-- START OF Records --

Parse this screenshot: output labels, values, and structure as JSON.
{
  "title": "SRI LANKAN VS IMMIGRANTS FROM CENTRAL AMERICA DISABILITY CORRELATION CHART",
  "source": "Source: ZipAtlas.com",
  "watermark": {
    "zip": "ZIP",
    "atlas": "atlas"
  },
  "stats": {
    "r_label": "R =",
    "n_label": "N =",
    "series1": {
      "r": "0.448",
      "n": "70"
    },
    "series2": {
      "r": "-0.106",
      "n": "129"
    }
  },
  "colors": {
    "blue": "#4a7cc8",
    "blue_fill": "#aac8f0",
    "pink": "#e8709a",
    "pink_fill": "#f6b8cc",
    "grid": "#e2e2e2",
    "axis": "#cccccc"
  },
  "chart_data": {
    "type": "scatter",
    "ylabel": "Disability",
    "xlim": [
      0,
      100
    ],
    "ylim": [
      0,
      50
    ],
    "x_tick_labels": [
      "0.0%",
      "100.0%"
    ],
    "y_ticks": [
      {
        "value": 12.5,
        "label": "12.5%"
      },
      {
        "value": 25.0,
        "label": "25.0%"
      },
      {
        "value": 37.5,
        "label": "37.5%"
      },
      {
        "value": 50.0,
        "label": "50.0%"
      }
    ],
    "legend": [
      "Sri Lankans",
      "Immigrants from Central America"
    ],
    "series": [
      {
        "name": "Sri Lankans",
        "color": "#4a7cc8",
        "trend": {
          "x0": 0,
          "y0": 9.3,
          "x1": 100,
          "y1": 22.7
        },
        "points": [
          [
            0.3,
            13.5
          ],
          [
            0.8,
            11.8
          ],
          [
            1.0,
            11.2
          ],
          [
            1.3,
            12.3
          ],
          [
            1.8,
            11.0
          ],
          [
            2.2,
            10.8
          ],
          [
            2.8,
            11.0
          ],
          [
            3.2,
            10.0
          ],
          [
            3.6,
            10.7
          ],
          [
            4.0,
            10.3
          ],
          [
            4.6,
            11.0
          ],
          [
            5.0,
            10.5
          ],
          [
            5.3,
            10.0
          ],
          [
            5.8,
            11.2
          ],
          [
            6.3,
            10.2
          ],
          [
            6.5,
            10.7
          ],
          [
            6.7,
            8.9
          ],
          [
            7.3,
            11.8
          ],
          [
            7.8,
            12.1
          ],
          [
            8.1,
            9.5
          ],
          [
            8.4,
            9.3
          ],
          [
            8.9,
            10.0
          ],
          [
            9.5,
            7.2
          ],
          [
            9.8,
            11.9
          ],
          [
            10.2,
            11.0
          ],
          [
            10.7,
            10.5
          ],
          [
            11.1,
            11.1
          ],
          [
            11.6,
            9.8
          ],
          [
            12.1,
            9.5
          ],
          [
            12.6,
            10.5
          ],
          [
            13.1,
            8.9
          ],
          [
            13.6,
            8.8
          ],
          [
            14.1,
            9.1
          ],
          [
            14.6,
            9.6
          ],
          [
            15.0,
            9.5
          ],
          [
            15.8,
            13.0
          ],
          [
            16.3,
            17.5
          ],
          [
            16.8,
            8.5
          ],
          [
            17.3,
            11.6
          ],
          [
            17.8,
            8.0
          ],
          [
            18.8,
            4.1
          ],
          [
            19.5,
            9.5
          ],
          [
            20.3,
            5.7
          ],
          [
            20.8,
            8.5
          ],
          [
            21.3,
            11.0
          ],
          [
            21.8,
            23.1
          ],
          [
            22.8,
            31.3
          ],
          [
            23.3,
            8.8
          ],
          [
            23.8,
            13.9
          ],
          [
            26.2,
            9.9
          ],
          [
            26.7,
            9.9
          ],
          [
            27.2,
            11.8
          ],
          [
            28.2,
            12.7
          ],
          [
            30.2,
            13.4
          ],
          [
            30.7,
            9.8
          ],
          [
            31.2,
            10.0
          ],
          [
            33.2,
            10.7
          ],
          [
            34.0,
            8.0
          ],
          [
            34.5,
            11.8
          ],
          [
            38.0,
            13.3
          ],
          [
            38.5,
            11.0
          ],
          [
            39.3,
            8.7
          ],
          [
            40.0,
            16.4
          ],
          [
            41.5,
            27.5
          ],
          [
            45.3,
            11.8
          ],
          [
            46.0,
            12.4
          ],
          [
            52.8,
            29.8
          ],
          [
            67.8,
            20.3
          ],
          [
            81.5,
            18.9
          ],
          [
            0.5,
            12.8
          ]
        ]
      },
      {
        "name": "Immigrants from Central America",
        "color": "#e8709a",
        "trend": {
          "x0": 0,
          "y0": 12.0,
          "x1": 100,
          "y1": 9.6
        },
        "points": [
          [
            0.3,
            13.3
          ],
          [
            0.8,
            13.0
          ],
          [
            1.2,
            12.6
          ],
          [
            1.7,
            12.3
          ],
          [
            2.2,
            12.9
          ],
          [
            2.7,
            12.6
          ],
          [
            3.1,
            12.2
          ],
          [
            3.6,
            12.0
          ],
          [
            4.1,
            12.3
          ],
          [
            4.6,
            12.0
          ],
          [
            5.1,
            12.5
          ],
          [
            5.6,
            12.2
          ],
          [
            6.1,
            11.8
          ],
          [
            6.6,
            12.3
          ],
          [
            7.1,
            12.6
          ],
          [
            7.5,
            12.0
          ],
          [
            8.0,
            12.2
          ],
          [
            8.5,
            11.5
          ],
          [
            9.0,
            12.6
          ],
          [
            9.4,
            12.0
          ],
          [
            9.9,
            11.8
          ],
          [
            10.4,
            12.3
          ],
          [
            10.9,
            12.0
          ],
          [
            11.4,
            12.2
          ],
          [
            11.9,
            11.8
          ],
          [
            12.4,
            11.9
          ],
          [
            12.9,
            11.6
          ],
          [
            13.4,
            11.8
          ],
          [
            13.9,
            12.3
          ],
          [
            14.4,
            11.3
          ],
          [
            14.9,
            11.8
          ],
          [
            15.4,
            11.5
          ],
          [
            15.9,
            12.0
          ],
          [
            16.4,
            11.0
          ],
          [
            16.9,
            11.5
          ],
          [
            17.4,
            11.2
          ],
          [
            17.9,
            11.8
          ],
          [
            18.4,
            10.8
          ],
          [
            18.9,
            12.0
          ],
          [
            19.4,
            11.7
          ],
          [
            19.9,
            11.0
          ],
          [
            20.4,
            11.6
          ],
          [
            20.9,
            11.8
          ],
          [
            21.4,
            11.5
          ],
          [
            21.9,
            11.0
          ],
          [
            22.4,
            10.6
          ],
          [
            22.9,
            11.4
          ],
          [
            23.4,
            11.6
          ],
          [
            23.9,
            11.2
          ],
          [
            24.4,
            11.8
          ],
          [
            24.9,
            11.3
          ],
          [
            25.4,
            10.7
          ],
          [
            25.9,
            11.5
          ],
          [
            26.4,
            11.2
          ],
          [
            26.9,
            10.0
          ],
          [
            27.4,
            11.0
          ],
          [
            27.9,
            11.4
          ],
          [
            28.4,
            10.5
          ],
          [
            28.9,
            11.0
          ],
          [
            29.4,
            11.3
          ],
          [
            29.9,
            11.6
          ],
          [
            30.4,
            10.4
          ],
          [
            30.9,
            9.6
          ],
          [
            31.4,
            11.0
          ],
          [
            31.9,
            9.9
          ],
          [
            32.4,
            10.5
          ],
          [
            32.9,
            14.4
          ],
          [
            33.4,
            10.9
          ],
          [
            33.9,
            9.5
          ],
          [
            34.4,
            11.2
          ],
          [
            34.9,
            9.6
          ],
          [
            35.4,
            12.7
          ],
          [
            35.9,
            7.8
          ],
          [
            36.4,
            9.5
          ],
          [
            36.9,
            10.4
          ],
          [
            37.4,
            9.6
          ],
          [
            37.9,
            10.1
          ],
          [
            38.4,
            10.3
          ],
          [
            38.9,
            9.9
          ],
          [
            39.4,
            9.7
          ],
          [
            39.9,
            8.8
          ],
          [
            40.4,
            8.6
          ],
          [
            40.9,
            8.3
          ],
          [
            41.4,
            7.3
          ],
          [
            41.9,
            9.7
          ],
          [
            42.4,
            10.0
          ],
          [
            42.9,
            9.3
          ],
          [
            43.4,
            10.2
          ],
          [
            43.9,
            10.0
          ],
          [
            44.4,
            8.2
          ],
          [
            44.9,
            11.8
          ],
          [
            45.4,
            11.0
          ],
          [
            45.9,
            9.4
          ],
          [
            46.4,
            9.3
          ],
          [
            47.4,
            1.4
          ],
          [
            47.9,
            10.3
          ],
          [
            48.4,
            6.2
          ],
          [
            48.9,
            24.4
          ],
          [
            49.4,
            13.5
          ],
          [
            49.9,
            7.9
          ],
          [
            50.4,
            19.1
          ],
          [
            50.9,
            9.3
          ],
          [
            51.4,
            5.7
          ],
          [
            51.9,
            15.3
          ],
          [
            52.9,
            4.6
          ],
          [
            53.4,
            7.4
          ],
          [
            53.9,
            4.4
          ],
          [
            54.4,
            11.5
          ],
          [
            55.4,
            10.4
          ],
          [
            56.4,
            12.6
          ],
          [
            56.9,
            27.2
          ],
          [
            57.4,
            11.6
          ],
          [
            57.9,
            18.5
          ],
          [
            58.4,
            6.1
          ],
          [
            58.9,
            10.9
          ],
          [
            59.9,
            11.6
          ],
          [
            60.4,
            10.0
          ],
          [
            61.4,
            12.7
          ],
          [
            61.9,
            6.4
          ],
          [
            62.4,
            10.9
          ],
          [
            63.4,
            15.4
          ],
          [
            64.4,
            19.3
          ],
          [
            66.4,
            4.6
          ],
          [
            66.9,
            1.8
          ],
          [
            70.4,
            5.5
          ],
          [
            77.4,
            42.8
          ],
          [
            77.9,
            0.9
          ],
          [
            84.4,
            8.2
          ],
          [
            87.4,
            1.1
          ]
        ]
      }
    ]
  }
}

-- END OF Records --
-- START OF Records --

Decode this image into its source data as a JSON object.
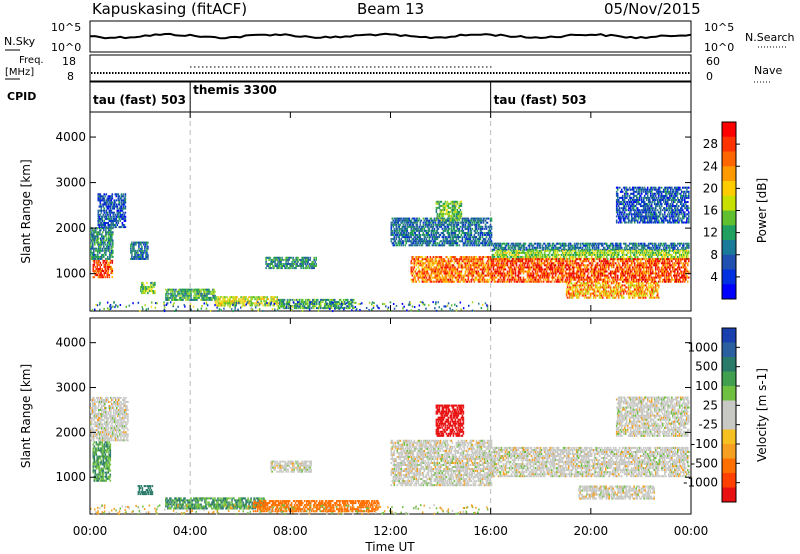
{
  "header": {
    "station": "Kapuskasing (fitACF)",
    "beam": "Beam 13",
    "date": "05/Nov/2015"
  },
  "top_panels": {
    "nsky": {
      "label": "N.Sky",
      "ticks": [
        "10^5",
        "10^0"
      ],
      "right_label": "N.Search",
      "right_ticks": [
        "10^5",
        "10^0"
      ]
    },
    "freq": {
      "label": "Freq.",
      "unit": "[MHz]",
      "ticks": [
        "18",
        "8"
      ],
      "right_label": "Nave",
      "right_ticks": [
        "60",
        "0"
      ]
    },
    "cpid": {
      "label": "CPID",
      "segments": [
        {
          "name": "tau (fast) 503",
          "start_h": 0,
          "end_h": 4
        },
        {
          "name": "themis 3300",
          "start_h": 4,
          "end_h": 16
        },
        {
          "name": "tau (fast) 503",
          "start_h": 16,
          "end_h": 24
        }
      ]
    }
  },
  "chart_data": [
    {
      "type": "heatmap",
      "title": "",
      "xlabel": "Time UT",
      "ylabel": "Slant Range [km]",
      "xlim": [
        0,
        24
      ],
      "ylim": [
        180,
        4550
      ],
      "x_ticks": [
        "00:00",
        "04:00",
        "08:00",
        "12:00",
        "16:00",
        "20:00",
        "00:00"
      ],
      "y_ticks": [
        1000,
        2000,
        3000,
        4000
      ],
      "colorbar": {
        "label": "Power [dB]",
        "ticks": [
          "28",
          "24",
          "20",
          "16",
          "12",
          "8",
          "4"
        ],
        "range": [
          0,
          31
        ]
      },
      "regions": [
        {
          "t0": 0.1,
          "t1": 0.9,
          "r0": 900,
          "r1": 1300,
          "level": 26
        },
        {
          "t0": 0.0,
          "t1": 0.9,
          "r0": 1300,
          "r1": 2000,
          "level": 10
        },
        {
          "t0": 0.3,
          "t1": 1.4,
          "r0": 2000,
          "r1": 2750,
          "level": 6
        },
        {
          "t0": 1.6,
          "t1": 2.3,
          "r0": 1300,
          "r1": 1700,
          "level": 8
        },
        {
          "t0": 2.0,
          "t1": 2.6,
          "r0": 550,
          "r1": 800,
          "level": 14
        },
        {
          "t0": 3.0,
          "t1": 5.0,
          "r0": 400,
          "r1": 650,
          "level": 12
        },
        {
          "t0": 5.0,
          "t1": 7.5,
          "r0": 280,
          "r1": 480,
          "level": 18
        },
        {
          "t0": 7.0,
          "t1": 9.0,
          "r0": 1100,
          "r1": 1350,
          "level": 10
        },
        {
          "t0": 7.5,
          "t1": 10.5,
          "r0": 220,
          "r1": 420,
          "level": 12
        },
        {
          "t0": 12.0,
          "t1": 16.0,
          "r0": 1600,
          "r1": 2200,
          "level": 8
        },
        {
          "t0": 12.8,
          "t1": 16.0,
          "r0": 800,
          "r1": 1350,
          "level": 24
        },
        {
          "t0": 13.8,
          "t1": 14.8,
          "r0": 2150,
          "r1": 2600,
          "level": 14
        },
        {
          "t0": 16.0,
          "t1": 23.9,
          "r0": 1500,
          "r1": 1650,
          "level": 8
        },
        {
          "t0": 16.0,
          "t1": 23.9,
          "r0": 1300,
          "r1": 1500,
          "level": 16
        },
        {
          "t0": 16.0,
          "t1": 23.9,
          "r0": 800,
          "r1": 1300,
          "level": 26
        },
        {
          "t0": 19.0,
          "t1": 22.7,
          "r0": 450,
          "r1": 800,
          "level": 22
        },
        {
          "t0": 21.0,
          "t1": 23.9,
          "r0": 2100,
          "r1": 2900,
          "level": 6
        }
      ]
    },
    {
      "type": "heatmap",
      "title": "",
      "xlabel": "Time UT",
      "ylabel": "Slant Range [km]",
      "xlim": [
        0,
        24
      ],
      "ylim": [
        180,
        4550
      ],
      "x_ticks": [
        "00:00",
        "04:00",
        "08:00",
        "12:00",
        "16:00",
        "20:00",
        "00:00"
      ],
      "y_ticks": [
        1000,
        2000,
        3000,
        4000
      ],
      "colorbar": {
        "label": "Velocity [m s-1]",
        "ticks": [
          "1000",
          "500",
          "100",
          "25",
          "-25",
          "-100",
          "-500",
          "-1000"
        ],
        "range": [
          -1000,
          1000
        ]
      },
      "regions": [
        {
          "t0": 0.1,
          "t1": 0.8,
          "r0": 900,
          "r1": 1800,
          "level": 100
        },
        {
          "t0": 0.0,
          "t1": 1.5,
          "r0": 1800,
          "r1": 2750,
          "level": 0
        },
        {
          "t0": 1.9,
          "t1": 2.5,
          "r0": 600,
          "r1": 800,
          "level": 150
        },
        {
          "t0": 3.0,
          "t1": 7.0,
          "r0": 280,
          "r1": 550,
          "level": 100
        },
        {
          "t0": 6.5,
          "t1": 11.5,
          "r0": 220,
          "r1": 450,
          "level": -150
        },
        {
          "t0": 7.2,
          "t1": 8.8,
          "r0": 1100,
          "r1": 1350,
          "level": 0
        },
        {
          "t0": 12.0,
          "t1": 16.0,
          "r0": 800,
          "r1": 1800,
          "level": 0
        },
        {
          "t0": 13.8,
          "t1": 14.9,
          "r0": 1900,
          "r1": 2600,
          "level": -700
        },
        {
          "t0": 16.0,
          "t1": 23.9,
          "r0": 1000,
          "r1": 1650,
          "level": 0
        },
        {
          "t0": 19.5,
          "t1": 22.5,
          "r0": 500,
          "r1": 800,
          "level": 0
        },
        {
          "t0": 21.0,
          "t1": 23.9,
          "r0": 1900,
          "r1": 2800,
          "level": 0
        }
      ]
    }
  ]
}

-- END OF Records --

* **Challenge**: Search the data above for lines holding "source" and copy each of them.

* **Task answer**:
  "source": "Source: ZipAtlas.com",
Decode this image into its source data as a JSON object.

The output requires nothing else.